*** Materials provided
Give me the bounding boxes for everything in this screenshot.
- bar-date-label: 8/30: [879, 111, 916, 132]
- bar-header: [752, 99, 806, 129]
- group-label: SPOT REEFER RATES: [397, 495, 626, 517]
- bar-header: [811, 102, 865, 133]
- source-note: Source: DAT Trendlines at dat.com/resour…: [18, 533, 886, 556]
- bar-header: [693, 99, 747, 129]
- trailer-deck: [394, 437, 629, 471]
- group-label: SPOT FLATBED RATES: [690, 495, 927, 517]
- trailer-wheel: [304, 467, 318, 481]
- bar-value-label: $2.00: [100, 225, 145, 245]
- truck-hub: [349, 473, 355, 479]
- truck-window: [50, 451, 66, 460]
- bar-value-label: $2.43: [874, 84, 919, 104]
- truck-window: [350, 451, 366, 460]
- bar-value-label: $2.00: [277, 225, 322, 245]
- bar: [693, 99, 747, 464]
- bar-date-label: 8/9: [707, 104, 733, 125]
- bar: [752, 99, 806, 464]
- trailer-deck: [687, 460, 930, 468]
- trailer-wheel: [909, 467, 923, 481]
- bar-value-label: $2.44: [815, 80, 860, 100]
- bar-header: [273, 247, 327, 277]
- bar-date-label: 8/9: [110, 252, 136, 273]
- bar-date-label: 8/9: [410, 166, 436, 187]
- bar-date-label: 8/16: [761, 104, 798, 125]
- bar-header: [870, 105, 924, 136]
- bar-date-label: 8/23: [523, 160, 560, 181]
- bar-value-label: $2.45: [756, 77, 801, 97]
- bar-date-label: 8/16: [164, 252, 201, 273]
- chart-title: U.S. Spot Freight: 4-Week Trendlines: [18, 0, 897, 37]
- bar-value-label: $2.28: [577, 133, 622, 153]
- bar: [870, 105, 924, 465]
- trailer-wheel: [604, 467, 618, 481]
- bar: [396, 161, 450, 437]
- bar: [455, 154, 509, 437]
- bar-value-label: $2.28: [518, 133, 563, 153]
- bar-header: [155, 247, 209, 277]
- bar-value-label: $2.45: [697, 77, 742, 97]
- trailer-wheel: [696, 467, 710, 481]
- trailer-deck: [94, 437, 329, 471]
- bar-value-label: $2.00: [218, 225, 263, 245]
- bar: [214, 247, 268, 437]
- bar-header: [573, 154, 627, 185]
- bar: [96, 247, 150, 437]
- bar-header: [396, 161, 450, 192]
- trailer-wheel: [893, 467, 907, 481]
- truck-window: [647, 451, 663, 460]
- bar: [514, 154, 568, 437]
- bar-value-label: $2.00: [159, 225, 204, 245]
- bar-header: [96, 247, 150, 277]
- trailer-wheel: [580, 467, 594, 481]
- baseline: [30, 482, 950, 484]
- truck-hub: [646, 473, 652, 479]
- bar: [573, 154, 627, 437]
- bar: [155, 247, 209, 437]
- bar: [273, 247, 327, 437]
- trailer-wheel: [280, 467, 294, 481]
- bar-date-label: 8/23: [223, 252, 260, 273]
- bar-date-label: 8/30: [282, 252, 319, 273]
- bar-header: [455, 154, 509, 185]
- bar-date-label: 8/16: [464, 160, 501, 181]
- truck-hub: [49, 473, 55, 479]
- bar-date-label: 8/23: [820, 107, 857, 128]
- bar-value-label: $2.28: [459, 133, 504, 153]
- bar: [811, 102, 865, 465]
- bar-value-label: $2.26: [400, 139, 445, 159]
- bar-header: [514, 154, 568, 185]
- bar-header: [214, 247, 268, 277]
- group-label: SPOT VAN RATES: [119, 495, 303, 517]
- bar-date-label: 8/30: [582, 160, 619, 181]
******
_What this task involves_: Copy every line of the items above verbatim.

_Response_:
Give me the bounding boxes for everything in this screenshot.
- bar-date-label: 8/30: [879, 111, 916, 132]
- bar-header: [752, 99, 806, 129]
- group-label: SPOT REEFER RATES: [397, 495, 626, 517]
- bar-header: [811, 102, 865, 133]
- source-note: Source: DAT Trendlines at dat.com/resour…: [18, 533, 886, 556]
- bar-header: [693, 99, 747, 129]
- trailer-deck: [394, 437, 629, 471]
- group-label: SPOT FLATBED RATES: [690, 495, 927, 517]
- trailer-wheel: [304, 467, 318, 481]
- bar-value-label: $2.00: [100, 225, 145, 245]
- truck-hub: [349, 473, 355, 479]
- truck-window: [50, 451, 66, 460]
- bar-value-label: $2.43: [874, 84, 919, 104]
- truck-window: [350, 451, 366, 460]
- bar-value-label: $2.00: [277, 225, 322, 245]
- bar: [693, 99, 747, 464]
- bar-date-label: 8/9: [707, 104, 733, 125]
- bar: [752, 99, 806, 464]
- trailer-deck: [687, 460, 930, 468]
- trailer-wheel: [909, 467, 923, 481]
- bar-value-label: $2.44: [815, 80, 860, 100]
- bar-header: [273, 247, 327, 277]
- bar-date-label: 8/9: [110, 252, 136, 273]
- bar-date-label: 8/9: [410, 166, 436, 187]
- bar-date-label: 8/16: [761, 104, 798, 125]
- bar-header: [870, 105, 924, 136]
- bar-date-label: 8/23: [523, 160, 560, 181]
- bar-value-label: $2.45: [756, 77, 801, 97]
- bar-date-label: 8/16: [164, 252, 201, 273]
- chart-title: U.S. Spot Freight: 4-Week Trendlines: [18, 0, 897, 37]
- bar-value-label: $2.28: [577, 133, 622, 153]
- bar: [870, 105, 924, 465]
- trailer-wheel: [604, 467, 618, 481]
- bar: [396, 161, 450, 437]
- bar: [455, 154, 509, 437]
- bar-value-label: $2.28: [518, 133, 563, 153]
- bar-header: [155, 247, 209, 277]
- bar-value-label: $2.45: [697, 77, 742, 97]
- trailer-wheel: [696, 467, 710, 481]
- trailer-deck: [94, 437, 329, 471]
- bar-value-label: $2.00: [218, 225, 263, 245]
- bar: [214, 247, 268, 437]
- bar-header: [573, 154, 627, 185]
- bar: [96, 247, 150, 437]
- bar-header: [396, 161, 450, 192]
- trailer-wheel: [893, 467, 907, 481]
- truck-window: [647, 451, 663, 460]
- bar: [514, 154, 568, 437]
- bar-value-label: $2.00: [159, 225, 204, 245]
- bar-header: [96, 247, 150, 277]
- trailer-wheel: [580, 467, 594, 481]
- baseline: [30, 482, 950, 484]
- truck-hub: [646, 473, 652, 479]
- bar: [573, 154, 627, 437]
- bar: [155, 247, 209, 437]
- bar: [273, 247, 327, 437]
- trailer-wheel: [280, 467, 294, 481]
- bar-date-label: 8/23: [223, 252, 260, 273]
- bar-date-label: 8/30: [282, 252, 319, 273]
- bar-header: [455, 154, 509, 185]
- bar-date-label: 8/16: [464, 160, 501, 181]
- truck-hub: [49, 473, 55, 479]
- bar-date-label: 8/23: [820, 107, 857, 128]
- bar-value-label: $2.28: [459, 133, 504, 153]
- bar: [811, 102, 865, 465]
- bar-value-label: $2.26: [400, 139, 445, 159]
- bar-header: [514, 154, 568, 185]
- bar-header: [214, 247, 268, 277]
- group-label: SPOT VAN RATES: [119, 495, 303, 517]
- bar-date-label: 8/30: [582, 160, 619, 181]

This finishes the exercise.